[begin EXTRACTED MATERIAL]

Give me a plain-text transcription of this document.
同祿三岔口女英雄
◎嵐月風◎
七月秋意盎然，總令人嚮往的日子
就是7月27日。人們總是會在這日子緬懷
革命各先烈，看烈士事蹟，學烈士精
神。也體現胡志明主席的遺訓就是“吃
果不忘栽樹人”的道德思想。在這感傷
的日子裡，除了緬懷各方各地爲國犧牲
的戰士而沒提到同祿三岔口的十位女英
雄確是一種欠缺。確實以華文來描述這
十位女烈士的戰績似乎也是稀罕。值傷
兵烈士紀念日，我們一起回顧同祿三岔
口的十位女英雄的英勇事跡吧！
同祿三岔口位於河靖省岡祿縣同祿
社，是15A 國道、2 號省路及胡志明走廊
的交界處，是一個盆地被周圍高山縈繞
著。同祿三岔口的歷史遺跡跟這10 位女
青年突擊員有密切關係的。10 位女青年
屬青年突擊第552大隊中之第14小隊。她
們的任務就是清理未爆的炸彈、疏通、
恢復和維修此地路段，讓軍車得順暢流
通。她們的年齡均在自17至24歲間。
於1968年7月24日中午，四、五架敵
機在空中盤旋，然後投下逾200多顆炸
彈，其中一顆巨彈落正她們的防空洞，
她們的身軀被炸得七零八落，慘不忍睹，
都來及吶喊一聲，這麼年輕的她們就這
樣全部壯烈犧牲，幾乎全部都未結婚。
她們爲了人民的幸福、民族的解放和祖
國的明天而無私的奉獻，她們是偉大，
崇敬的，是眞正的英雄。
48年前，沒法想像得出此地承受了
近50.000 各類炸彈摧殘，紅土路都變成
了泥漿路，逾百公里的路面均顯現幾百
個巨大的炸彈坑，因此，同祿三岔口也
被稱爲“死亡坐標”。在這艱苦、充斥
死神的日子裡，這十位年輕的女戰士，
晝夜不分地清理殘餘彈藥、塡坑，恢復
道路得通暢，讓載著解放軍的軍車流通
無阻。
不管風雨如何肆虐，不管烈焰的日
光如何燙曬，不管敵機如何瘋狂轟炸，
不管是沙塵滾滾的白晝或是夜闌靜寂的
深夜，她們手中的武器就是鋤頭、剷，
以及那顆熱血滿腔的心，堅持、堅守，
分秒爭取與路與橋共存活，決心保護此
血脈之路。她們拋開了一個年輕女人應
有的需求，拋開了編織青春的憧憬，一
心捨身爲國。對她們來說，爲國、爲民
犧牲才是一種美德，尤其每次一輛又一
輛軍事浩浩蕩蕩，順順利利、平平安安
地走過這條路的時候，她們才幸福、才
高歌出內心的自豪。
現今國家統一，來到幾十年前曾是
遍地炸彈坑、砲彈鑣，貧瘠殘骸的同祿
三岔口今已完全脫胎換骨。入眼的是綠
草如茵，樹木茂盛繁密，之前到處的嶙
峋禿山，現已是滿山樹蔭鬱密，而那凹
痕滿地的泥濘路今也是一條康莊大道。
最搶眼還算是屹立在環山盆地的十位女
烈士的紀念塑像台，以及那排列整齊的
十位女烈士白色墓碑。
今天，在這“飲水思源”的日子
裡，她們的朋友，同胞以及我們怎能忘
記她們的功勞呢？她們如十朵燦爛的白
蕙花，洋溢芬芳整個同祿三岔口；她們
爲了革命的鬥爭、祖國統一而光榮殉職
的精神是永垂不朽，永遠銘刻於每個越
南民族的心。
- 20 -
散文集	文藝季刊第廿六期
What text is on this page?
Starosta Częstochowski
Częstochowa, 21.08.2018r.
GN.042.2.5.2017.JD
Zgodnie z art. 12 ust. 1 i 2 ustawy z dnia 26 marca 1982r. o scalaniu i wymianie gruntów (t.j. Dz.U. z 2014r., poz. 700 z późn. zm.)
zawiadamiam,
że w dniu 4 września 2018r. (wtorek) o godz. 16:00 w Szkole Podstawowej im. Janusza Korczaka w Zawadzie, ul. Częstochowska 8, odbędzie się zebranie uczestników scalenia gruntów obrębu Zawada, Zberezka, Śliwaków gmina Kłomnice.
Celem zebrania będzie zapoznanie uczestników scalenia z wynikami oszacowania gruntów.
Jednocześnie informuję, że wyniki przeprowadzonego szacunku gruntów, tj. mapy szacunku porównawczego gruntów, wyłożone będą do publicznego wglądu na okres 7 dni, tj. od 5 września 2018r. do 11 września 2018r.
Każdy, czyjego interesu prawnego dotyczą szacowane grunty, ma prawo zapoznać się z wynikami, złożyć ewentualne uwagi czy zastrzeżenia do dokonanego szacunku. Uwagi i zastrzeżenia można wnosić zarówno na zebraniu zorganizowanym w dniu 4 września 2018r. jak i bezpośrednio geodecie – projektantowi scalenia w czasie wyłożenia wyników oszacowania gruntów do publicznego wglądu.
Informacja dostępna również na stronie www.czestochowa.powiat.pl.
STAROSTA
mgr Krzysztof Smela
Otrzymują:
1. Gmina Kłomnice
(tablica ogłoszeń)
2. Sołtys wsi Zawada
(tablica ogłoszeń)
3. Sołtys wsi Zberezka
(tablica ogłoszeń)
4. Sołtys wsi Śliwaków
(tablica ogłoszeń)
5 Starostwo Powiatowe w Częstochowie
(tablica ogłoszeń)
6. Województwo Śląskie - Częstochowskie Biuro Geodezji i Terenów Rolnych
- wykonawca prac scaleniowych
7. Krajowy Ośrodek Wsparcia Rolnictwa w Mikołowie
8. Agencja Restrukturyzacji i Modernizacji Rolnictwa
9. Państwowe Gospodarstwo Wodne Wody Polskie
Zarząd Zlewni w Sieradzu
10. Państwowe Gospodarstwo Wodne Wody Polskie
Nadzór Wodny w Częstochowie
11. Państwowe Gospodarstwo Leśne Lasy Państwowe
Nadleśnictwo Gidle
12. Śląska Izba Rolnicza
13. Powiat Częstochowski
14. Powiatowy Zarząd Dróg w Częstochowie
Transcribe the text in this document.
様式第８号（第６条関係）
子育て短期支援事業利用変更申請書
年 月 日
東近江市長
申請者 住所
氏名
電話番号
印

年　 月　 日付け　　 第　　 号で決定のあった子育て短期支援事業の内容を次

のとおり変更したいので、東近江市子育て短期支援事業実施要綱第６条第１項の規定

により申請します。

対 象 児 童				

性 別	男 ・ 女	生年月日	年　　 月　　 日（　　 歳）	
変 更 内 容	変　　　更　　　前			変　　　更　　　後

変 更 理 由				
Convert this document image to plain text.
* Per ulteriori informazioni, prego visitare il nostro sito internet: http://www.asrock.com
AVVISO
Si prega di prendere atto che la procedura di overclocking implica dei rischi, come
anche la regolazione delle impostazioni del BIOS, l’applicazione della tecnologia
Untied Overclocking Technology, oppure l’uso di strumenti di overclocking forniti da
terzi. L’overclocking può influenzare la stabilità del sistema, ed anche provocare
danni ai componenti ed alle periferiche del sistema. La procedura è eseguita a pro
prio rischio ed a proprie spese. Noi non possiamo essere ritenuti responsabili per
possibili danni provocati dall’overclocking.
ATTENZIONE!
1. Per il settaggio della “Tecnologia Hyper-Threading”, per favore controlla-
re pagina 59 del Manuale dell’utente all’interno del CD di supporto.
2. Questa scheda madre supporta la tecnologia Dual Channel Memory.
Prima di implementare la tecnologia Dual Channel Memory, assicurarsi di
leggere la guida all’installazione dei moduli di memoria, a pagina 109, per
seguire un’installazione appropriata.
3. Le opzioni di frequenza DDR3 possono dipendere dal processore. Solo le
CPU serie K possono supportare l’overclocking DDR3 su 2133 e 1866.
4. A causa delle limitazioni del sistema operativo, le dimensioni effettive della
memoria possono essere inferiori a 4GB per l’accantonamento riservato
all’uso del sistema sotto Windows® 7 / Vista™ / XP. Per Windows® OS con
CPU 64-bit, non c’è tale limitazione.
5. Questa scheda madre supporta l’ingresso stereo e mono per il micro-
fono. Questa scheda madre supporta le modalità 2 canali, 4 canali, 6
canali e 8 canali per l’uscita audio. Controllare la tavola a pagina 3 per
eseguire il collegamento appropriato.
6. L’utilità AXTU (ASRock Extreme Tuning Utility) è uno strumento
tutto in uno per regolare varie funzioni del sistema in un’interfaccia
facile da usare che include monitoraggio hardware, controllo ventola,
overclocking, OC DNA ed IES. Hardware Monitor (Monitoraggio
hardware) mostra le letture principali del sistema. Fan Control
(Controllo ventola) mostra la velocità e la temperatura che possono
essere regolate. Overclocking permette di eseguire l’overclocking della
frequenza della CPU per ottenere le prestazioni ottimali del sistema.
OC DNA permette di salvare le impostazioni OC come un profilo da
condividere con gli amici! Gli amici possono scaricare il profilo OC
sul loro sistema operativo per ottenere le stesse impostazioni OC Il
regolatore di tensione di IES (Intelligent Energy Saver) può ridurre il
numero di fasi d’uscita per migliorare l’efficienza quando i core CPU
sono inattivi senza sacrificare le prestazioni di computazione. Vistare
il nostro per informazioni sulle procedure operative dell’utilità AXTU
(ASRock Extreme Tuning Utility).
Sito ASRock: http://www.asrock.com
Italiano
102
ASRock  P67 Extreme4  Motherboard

[end EXTRACTED MATERIAL]

**STATED EXERCISE**
Of the lines in the data above, how many contain the word "anche"? Give only that figure.

**RESPONSE**
2